TASK ▸ Look through the data and write out every line with the word "this" in it.

Dataset excerpt ▸
/---

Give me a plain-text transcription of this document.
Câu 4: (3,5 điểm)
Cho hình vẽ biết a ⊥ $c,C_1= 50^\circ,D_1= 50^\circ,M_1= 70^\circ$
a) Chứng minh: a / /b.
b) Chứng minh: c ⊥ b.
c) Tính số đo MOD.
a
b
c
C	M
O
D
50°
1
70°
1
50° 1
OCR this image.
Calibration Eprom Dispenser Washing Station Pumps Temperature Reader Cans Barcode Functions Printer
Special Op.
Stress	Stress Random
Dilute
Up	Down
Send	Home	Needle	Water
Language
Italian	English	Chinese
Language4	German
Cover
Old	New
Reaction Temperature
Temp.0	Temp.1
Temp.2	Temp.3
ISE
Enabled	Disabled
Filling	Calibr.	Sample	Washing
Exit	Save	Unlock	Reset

\---
/---

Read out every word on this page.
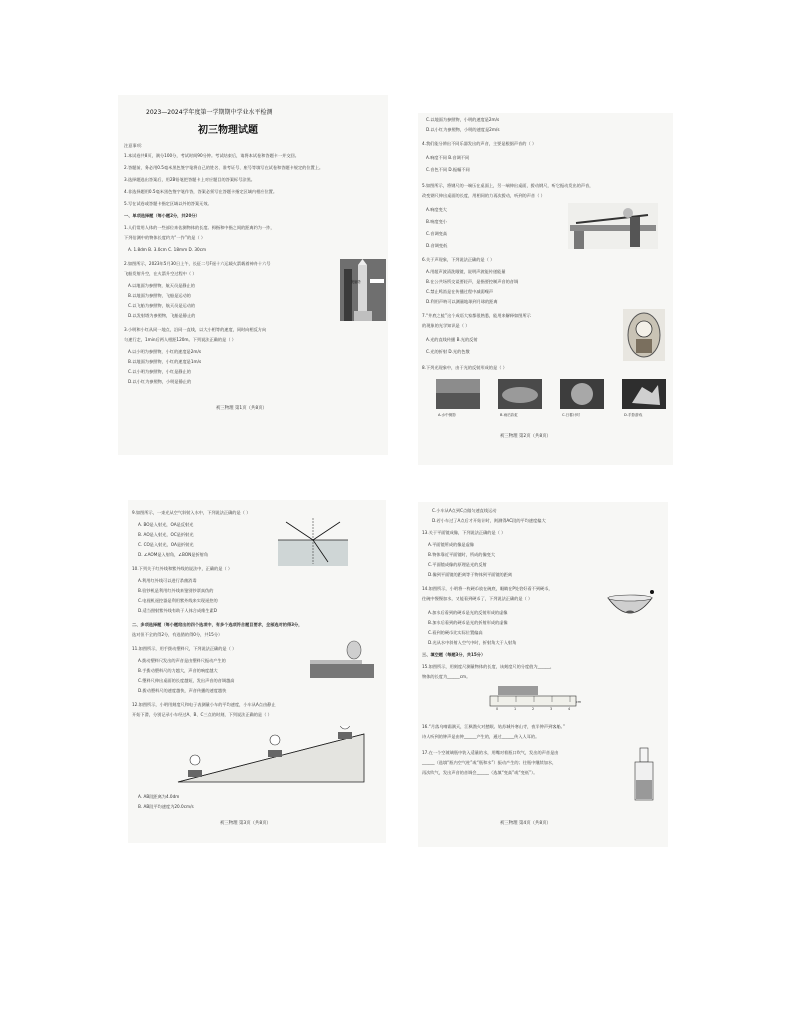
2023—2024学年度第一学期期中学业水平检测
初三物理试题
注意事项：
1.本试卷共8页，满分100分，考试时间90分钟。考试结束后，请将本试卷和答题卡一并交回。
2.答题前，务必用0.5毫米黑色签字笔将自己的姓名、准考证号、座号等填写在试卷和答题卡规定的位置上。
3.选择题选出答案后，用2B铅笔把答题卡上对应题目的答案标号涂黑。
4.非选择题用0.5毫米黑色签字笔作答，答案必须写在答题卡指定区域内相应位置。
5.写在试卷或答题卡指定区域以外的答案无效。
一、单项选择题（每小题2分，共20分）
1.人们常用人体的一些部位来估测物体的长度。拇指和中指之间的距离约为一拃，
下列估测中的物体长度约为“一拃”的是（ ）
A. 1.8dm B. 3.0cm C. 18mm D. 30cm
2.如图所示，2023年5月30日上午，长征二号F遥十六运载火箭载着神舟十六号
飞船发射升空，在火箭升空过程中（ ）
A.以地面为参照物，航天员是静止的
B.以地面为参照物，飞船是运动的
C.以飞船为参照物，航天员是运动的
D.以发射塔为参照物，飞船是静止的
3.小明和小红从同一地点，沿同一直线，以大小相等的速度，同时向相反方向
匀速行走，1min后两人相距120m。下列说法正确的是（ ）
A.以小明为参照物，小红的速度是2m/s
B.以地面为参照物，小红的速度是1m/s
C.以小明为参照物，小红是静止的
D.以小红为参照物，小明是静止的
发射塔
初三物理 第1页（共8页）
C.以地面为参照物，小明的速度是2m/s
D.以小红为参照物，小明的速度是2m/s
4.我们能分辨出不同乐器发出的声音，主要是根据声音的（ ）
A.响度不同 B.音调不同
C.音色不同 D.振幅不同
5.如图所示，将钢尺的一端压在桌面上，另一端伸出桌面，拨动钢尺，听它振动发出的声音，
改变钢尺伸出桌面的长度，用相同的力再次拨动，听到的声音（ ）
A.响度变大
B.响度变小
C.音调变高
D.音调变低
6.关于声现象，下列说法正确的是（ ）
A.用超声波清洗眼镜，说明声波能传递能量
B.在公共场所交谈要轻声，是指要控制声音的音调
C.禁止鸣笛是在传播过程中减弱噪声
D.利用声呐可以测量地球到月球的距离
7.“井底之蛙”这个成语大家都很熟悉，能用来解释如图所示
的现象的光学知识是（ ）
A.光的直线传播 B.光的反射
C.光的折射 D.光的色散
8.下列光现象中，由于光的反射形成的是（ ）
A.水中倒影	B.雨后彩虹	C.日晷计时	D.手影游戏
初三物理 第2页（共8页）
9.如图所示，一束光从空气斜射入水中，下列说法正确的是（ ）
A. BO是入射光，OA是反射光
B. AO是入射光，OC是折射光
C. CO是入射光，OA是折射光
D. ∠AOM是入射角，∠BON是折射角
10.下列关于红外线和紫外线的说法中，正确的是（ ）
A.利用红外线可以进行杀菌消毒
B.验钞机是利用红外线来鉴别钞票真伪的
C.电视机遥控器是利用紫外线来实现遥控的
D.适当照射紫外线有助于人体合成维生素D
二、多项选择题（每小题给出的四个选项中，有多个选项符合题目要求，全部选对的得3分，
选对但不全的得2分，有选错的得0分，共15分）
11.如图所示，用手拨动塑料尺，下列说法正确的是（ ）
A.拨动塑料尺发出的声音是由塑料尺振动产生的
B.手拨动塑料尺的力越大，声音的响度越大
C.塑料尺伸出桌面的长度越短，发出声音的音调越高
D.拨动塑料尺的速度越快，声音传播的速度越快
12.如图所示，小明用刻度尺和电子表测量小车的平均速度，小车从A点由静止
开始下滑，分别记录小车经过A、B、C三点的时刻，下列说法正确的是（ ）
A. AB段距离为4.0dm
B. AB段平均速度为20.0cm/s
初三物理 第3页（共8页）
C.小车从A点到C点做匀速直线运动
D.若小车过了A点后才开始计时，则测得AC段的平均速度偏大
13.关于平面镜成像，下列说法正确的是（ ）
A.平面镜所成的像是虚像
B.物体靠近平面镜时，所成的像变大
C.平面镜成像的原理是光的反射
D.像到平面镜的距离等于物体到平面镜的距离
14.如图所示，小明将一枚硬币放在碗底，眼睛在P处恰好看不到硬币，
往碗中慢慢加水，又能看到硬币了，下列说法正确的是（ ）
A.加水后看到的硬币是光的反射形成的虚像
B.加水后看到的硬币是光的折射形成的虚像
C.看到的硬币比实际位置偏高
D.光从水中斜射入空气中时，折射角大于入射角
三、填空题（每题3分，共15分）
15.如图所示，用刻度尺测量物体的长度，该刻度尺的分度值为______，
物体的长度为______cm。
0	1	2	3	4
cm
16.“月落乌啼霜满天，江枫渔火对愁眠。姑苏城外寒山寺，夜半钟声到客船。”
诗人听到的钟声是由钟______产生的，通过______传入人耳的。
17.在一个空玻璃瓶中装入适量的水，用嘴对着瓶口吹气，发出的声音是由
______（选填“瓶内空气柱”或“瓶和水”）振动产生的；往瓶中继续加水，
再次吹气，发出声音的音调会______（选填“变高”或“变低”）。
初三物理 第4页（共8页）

\---

SOLUTION TO THE EXERCISE ▸
Give me a plain-text transcription of this document.
OCR this image.
Read out every word on this page.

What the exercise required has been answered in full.